***** MATERIAL

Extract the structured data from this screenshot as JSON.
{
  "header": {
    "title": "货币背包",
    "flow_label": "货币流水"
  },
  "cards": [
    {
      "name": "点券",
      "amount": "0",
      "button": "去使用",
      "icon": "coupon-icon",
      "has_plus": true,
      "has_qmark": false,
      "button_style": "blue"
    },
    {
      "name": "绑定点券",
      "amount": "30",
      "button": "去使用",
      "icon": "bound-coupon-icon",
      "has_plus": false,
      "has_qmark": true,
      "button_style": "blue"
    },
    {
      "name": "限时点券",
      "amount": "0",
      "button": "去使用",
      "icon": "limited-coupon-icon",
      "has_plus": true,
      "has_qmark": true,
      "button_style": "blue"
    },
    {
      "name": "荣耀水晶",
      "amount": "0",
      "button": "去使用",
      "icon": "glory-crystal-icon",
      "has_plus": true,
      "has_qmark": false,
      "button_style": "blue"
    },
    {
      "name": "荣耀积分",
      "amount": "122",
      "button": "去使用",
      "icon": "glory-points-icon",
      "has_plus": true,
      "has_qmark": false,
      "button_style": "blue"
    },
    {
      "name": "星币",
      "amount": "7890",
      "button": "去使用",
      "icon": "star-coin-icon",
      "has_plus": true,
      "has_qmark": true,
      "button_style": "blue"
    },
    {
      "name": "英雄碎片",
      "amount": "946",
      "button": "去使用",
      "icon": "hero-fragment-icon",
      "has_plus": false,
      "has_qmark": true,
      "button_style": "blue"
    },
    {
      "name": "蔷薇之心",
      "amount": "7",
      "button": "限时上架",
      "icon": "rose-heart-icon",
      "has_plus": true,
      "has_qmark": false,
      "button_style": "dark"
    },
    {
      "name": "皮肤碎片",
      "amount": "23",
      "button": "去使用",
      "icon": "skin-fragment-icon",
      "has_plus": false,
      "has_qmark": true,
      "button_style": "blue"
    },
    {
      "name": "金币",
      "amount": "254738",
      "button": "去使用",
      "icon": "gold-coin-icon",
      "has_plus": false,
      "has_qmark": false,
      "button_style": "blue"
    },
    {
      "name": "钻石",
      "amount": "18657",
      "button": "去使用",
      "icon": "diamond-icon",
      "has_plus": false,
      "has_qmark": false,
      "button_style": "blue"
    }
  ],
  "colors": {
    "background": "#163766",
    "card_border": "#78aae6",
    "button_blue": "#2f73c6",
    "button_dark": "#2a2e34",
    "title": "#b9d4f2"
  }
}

**********

OBJECTIVE »
Give back each line above precisely as it stands.

SOLUTION TO THE EXERCISE »
Extract the structured data from this screenshot as JSON.
{
  "header": {
    "title": "货币背包",
    "flow_label": "货币流水"
  },
  "cards": [
    {
      "name": "点券",
      "amount": "0",
      "button": "去使用",
      "icon": "coupon-icon",
      "has_plus": true,
      "has_qmark": false,
      "button_style": "blue"
    },
    {
      "name": "绑定点券",
      "amount": "30",
      "button": "去使用",
      "icon": "bound-coupon-icon",
      "has_plus": false,
      "has_qmark": true,
      "button_style": "blue"
    },
    {
      "name": "限时点券",
      "amount": "0",
      "button": "去使用",
      "icon": "limited-coupon-icon",
      "has_plus": true,
      "has_qmark": true,
      "button_style": "blue"
    },
    {
      "name": "荣耀水晶",
      "amount": "0",
      "button": "去使用",
      "icon": "glory-crystal-icon",
      "has_plus": true,
      "has_qmark": false,
      "button_style": "blue"
    },
    {
      "name": "荣耀积分",
      "amount": "122",
      "button": "去使用",
      "icon": "glory-points-icon",
      "has_plus": true,
      "has_qmark": false,
      "button_style": "blue"
    },
    {
      "name": "星币",
      "amount": "7890",
      "button": "去使用",
      "icon": "star-coin-icon",
      "has_plus": true,
      "has_qmark": true,
      "button_style": "blue"
    },
    {
      "name": "英雄碎片",
      "amount": "946",
      "button": "去使用",
      "icon": "hero-fragment-icon",
      "has_plus": false,
      "has_qmark": true,
      "button_style": "blue"
    },
    {
      "name": "蔷薇之心",
      "amount": "7",
      "button": "限时上架",
      "icon": "rose-heart-icon",
      "has_plus": true,
      "has_qmark": false,
      "button_style": "dark"
    },
    {
      "name": "皮肤碎片",
      "amount": "23",
      "button": "去使用",
      "icon": "skin-fragment-icon",
      "has_plus": false,
      "has_qmark": true,
      "button_style": "blue"
    },
    {
      "name": "金币",
      "amount": "254738",
      "button": "去使用",
      "icon": "gold-coin-icon",
      "has_plus": false,
      "has_qmark": false,
      "button_style": "blue"
    },
    {
      "name": "钻石",
      "amount": "18657",
      "button": "去使用",
      "icon": "diamond-icon",
      "has_plus": false,
      "has_qmark": false,
      "button_style": "blue"
    }
  ],
  "colors": {
    "background": "#163766",
    "card_border": "#78aae6",
    "button_blue": "#2f73c6",
    "button_dark": "#2a2e34",
    "title": "#b9d4f2"
  }
}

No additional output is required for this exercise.